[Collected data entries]
=-=-=

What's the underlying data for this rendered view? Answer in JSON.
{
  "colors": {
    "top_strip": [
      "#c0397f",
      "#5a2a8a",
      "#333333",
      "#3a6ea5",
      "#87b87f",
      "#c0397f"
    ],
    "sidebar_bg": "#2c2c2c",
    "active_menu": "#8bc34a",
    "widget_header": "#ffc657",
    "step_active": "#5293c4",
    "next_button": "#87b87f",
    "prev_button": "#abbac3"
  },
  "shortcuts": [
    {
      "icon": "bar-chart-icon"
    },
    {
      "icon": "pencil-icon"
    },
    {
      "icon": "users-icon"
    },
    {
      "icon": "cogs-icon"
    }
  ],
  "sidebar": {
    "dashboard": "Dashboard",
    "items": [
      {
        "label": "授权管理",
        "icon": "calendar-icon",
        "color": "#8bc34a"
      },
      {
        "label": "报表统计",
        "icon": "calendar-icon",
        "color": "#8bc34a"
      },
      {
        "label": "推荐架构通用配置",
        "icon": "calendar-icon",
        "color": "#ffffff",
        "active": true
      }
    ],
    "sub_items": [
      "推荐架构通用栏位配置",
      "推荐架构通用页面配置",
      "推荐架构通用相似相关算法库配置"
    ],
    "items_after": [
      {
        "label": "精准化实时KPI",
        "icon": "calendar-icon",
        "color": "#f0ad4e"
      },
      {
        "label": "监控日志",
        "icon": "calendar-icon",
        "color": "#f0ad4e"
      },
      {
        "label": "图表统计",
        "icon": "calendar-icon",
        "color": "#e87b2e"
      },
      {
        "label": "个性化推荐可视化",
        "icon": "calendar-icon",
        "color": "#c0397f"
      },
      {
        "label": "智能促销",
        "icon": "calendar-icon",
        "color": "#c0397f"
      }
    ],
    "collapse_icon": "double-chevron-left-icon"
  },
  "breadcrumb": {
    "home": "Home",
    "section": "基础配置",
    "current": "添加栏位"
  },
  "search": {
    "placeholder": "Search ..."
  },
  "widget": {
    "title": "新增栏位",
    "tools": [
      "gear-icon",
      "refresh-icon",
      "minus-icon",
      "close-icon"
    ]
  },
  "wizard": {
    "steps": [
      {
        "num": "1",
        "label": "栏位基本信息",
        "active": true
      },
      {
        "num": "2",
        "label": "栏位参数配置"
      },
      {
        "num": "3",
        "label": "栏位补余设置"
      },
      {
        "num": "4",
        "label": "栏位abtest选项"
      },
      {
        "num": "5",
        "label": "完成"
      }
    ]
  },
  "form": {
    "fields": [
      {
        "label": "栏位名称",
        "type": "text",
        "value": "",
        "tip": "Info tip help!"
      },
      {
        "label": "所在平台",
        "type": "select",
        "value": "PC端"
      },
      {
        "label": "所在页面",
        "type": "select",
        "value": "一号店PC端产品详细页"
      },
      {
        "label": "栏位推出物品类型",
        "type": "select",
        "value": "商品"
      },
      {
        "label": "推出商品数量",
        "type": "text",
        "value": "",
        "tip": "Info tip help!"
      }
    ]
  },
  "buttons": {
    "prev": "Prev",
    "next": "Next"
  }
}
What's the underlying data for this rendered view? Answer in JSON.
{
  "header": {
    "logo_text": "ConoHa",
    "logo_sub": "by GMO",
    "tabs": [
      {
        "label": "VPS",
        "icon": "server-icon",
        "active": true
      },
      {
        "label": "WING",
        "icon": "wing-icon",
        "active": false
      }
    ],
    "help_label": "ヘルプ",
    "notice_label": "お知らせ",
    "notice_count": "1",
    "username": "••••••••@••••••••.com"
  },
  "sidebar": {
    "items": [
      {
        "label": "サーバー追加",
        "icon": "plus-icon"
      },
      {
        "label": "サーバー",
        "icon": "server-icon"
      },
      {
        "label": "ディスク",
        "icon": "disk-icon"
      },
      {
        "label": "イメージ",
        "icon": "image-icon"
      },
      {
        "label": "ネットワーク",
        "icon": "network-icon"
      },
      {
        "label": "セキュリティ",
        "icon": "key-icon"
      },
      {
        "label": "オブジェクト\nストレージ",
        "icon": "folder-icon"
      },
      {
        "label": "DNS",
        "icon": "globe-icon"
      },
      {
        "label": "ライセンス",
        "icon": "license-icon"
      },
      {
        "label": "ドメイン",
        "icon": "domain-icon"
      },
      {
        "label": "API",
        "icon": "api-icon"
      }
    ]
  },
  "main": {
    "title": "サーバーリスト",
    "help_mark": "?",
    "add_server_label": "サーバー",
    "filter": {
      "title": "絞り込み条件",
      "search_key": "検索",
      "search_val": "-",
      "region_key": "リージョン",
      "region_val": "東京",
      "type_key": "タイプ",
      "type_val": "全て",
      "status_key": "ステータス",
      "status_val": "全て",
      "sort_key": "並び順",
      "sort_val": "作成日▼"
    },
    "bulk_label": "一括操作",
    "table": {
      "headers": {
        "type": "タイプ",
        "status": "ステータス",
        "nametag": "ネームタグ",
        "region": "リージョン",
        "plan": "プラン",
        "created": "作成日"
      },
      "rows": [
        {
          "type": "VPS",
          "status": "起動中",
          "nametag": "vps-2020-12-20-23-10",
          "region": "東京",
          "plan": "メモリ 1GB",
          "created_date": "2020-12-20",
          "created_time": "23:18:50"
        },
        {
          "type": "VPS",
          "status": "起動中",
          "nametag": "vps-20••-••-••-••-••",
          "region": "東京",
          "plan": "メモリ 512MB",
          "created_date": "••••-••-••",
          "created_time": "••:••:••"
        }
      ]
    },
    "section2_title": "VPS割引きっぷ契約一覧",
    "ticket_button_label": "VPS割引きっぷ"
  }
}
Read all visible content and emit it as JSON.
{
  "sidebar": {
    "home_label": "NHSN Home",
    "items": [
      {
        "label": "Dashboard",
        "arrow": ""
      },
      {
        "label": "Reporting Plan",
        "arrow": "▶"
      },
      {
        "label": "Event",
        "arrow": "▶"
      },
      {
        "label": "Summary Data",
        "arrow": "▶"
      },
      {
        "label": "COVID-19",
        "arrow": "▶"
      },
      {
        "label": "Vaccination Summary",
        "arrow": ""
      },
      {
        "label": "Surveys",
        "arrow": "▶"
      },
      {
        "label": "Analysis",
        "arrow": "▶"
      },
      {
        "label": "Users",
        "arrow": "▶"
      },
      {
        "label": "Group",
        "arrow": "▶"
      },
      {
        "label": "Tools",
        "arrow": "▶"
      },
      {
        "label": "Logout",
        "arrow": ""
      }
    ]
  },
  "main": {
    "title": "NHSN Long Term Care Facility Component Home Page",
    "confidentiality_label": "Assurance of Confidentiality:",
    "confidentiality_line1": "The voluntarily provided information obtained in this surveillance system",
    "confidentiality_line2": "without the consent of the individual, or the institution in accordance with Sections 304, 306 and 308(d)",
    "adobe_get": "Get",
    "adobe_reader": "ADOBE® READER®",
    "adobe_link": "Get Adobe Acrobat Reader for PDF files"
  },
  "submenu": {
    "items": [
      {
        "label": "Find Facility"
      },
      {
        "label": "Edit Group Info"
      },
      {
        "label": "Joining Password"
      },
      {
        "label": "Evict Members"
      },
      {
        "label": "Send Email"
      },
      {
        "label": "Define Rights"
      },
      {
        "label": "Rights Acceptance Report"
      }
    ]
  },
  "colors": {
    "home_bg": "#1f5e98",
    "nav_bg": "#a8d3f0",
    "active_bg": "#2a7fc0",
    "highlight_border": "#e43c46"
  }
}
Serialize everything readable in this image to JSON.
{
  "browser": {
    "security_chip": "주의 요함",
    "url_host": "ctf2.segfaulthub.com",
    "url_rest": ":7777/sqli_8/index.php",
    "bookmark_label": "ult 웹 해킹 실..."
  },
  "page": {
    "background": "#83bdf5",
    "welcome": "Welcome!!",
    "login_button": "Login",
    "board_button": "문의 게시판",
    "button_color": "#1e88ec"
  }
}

=-=-=

Work to complete: Reproduce the lines from the one containing "Serialize everything readable" to the end of the entries, keeping both ends and adding nothing.

Worked solution:
Serialize everything readable in this image to JSON.
{
  "browser": {
    "security_chip": "주의 요함",
    "url_host": "ctf2.segfaulthub.com",
    "url_rest": ":7777/sqli_8/index.php",
    "bookmark_label": "ult 웹 해킹 실..."
  },
  "page": {
    "background": "#83bdf5",
    "welcome": "Welcome!!",
    "login_button": "Login",
    "board_button": "문의 게시판",
    "button_color": "#1e88ec"
  }
}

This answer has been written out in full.